▶ **OBJECTIVE**:
Retype all the entries word for word, but omit the pictures.

Figure data in JSON
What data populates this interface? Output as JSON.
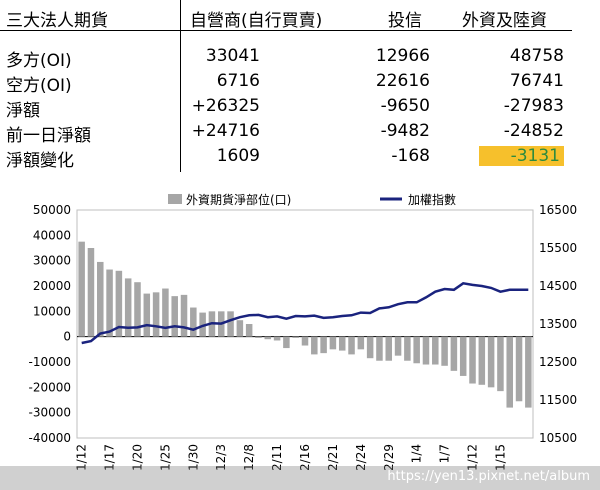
{
  "table": {
    "headers": [
      "三大法人期貨",
      "自營商(自行買賣)",
      "投信",
      "外資及陸資"
    ],
    "rows": [
      {
        "label": "多方(OI)",
        "values": [
          "33041",
          "12966",
          "48758"
        ]
      },
      {
        "label": "空方(OI)",
        "values": [
          "6716",
          "22616",
          "76741"
        ]
      },
      {
        "label": "淨額",
        "values": [
          "+26325",
          "-9650",
          "-27983"
        ]
      },
      {
        "label": "前一日淨額",
        "values": [
          "+24716",
          "-9482",
          "-24852"
        ]
      },
      {
        "label": "淨額變化",
        "values": [
          "1609",
          "-168",
          "-3131"
        ]
      }
    ],
    "highlight_color": "#f6c02c",
    "highlight_text_color": "#2e8b3e"
  },
  "chart_data": {
    "type": "bar",
    "series": [
      {
        "name": "外資期貨淨部位(口)",
        "kind": "bar",
        "axis": "left",
        "color": "#a6a6a6",
        "values": [
          37500,
          35000,
          29500,
          26500,
          26000,
          23000,
          21500,
          17000,
          17500,
          19000,
          16000,
          16500,
          11500,
          9500,
          10000,
          10000,
          10000,
          6500,
          5000,
          -500,
          -1000,
          -1500,
          -4500,
          -500,
          -3500,
          -7000,
          -6500,
          -5000,
          -5500,
          -7000,
          -5000,
          -8500,
          -9500,
          -9500,
          -7500,
          -9500,
          -10500,
          -11000,
          -11000,
          -11500,
          -13500,
          -15500,
          -18500,
          -19000,
          -20000,
          -21500,
          -28000,
          -25500,
          -28000
        ]
      },
      {
        "name": "加權指數",
        "kind": "line",
        "axis": "right",
        "color": "#1a237e",
        "values": [
          13000,
          13050,
          13250,
          13300,
          13420,
          13400,
          13410,
          13470,
          13440,
          13400,
          13440,
          13410,
          13350,
          13450,
          13520,
          13510,
          13600,
          13680,
          13730,
          13740,
          13680,
          13700,
          13640,
          13710,
          13700,
          13720,
          13660,
          13680,
          13710,
          13730,
          13800,
          13790,
          13910,
          13940,
          14020,
          14070,
          14070,
          14200,
          14350,
          14420,
          14400,
          14570,
          14530,
          14500,
          14450,
          14350,
          14400,
          14400,
          14400
        ]
      }
    ],
    "x_tick_labels": [
      "11/12",
      "11/17",
      "11/20",
      "11/25",
      "11/30",
      "12/3",
      "12/8",
      "12/11",
      "12/16",
      "12/21",
      "12/24",
      "12/29",
      "1/4",
      "1/7",
      "1/12",
      "1/15"
    ],
    "x_tick_index": [
      0,
      3,
      6,
      9,
      12,
      15,
      18,
      21,
      24,
      27,
      30,
      33,
      36,
      39,
      42,
      45
    ],
    "yleft": {
      "min": -40000,
      "max": 50000,
      "ticks": [
        50000,
        40000,
        30000,
        20000,
        10000,
        0,
        -10000,
        -20000,
        -30000,
        -40000
      ]
    },
    "yright": {
      "min": 10500,
      "max": 16500,
      "ticks": [
        16500,
        15500,
        14500,
        13500,
        12500,
        11500,
        10500
      ]
    },
    "legend_position": "top-center"
  },
  "watermark": "https://yen13.pixnet.net/album"
}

▶ **RESULT FOR THIS EXERCISE**:
What data populates this interface? Output as JSON.
{
  "table": {
    "headers": [
      "三大法人期貨",
      "自營商(自行買賣)",
      "投信",
      "外資及陸資"
    ],
    "rows": [
      {
        "label": "多方(OI)",
        "values": [
          "33041",
          "12966",
          "48758"
        ]
      },
      {
        "label": "空方(OI)",
        "values": [
          "6716",
          "22616",
          "76741"
        ]
      },
      {
        "label": "淨額",
        "values": [
          "+26325",
          "-9650",
          "-27983"
        ]
      },
      {
        "label": "前一日淨額",
        "values": [
          "+24716",
          "-9482",
          "-24852"
        ]
      },
      {
        "label": "淨額變化",
        "values": [
          "1609",
          "-168",
          "-3131"
        ]
      }
    ],
    "highlight_color": "#f6c02c",
    "highlight_text_color": "#2e8b3e"
  },
  "chart_data": {
    "type": "bar",
    "series": [
      {
        "name": "外資期貨淨部位(口)",
        "kind": "bar",
        "axis": "left",
        "color": "#a6a6a6",
        "values": [
          37500,
          35000,
          29500,
          26500,
          26000,
          23000,
          21500,
          17000,
          17500,
          19000,
          16000,
          16500,
          11500,
          9500,
          10000,
          10000,
          10000,
          6500,
          5000,
          -500,
          -1000,
          -1500,
          -4500,
          -500,
          -3500,
          -7000,
          -6500,
          -5000,
          -5500,
          -7000,
          -5000,
          -8500,
          -9500,
          -9500,
          -7500,
          -9500,
          -10500,
          -11000,
          -11000,
          -11500,
          -13500,
          -15500,
          -18500,
          -19000,
          -20000,
          -21500,
          -28000,
          -25500,
          -28000
        ]
      },
      {
        "name": "加權指數",
        "kind": "line",
        "axis": "right",
        "color": "#1a237e",
        "values": [
          13000,
          13050,
          13250,
          13300,
          13420,
          13400,
          13410,
          13470,
          13440,
          13400,
          13440,
          13410,
          13350,
          13450,
          13520,
          13510,
          13600,
          13680,
          13730,
          13740,
          13680,
          13700,
          13640,
          13710,
          13700,
          13720,
          13660,
          13680,
          13710,
          13730,
          13800,
          13790,
          13910,
          13940,
          14020,
          14070,
          14070,
          14200,
          14350,
          14420,
          14400,
          14570,
          14530,
          14500,
          14450,
          14350,
          14400,
          14400,
          14400
        ]
      }
    ],
    "x_tick_labels": [
      "11/12",
      "11/17",
      "11/20",
      "11/25",
      "11/30",
      "12/3",
      "12/8",
      "12/11",
      "12/16",
      "12/21",
      "12/24",
      "12/29",
      "1/4",
      "1/7",
      "1/12",
      "1/15"
    ],
    "x_tick_index": [
      0,
      3,
      6,
      9,
      12,
      15,
      18,
      21,
      24,
      27,
      30,
      33,
      36,
      39,
      42,
      45
    ],
    "yleft": {
      "min": -40000,
      "max": 50000,
      "ticks": [
        50000,
        40000,
        30000,
        20000,
        10000,
        0,
        -10000,
        -20000,
        -30000,
        -40000
      ]
    },
    "yright": {
      "min": 10500,
      "max": 16500,
      "ticks": [
        16500,
        15500,
        14500,
        13500,
        12500,
        11500,
        10500
      ]
    },
    "legend_position": "top-center"
  },
  "watermark": "https://yen13.pixnet.net/album"
}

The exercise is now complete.